▸ **Request**
Transcribe the entries below exactly.

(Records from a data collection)
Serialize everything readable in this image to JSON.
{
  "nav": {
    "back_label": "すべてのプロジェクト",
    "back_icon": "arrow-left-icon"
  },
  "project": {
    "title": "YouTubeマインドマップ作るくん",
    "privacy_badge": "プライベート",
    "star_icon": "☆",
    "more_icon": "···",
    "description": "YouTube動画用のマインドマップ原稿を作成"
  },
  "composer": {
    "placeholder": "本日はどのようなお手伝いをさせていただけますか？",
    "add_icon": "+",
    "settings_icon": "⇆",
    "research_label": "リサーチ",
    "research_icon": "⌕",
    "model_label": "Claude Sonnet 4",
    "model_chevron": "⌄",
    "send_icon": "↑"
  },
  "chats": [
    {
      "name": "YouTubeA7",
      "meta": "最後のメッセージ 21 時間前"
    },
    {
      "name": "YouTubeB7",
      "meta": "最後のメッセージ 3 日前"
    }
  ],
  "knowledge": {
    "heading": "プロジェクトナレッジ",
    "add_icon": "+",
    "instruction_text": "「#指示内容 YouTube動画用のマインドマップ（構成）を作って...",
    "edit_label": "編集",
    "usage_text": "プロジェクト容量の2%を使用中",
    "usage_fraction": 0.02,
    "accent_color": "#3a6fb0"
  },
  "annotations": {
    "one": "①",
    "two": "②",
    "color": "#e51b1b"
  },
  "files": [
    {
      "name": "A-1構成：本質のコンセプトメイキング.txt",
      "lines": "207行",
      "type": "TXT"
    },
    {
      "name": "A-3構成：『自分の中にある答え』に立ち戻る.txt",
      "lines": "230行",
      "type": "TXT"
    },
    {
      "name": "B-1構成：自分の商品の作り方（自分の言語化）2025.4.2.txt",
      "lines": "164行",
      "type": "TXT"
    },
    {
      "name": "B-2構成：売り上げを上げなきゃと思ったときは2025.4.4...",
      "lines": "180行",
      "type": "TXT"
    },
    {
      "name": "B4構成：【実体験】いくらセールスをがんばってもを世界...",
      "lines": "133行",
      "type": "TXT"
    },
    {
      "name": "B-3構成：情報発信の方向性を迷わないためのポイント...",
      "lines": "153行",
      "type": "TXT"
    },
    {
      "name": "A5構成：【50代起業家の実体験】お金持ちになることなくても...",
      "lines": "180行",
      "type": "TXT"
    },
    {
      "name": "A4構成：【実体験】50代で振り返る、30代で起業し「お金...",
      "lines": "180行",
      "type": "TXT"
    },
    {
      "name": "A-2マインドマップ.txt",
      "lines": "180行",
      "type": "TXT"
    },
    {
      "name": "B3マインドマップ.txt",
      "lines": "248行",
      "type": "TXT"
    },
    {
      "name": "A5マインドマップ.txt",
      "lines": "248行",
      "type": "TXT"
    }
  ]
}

▸ **Exercise output**
Serialize everything readable in this image to JSON.
{
  "nav": {
    "back_label": "すべてのプロジェクト",
    "back_icon": "arrow-left-icon"
  },
  "project": {
    "title": "YouTubeマインドマップ作るくん",
    "privacy_badge": "プライベート",
    "star_icon": "☆",
    "more_icon": "···",
    "description": "YouTube動画用のマインドマップ原稿を作成"
  },
  "composer": {
    "placeholder": "本日はどのようなお手伝いをさせていただけますか？",
    "add_icon": "+",
    "settings_icon": "⇆",
    "research_label": "リサーチ",
    "research_icon": "⌕",
    "model_label": "Claude Sonnet 4",
    "model_chevron": "⌄",
    "send_icon": "↑"
  },
  "chats": [
    {
      "name": "YouTubeA7",
      "meta": "最後のメッセージ 21 時間前"
    },
    {
      "name": "YouTubeB7",
      "meta": "最後のメッセージ 3 日前"
    }
  ],
  "knowledge": {
    "heading": "プロジェクトナレッジ",
    "add_icon": "+",
    "instruction_text": "「#指示内容 YouTube動画用のマインドマップ（構成）を作って...",
    "edit_label": "編集",
    "usage_text": "プロジェクト容量の2%を使用中",
    "usage_fraction": 0.02,
    "accent_color": "#3a6fb0"
  },
  "annotations": {
    "one": "①",
    "two": "②",
    "color": "#e51b1b"
  },
  "files": [
    {
      "name": "A-1構成：本質のコンセプトメイキング.txt",
      "lines": "207行",
      "type": "TXT"
    },
    {
      "name": "A-3構成：『自分の中にある答え』に立ち戻る.txt",
      "lines": "230行",
      "type": "TXT"
    },
    {
      "name": "B-1構成：自分の商品の作り方（自分の言語化）2025.4.2.txt",
      "lines": "164行",
      "type": "TXT"
    },
    {
      "name": "B-2構成：売り上げを上げなきゃと思ったときは2025.4.4...",
      "lines": "180行",
      "type": "TXT"
    },
    {
      "name": "B4構成：【実体験】いくらセールスをがんばってもを世界...",
      "lines": "133行",
      "type": "TXT"
    },
    {
      "name": "B-3構成：情報発信の方向性を迷わないためのポイント...",
      "lines": "153行",
      "type": "TXT"
    },
    {
      "name": "A5構成：【50代起業家の実体験】お金持ちになることなくても...",
      "lines": "180行",
      "type": "TXT"
    },
    {
      "name": "A4構成：【実体験】50代で振り返る、30代で起業し「お金...",
      "lines": "180行",
      "type": "TXT"
    },
    {
      "name": "A-2マインドマップ.txt",
      "lines": "180行",
      "type": "TXT"
    },
    {
      "name": "B3マインドマップ.txt",
      "lines": "248行",
      "type": "TXT"
    },
    {
      "name": "A5マインドマップ.txt",
      "lines": "248行",
      "type": "TXT"
    }
  ]
}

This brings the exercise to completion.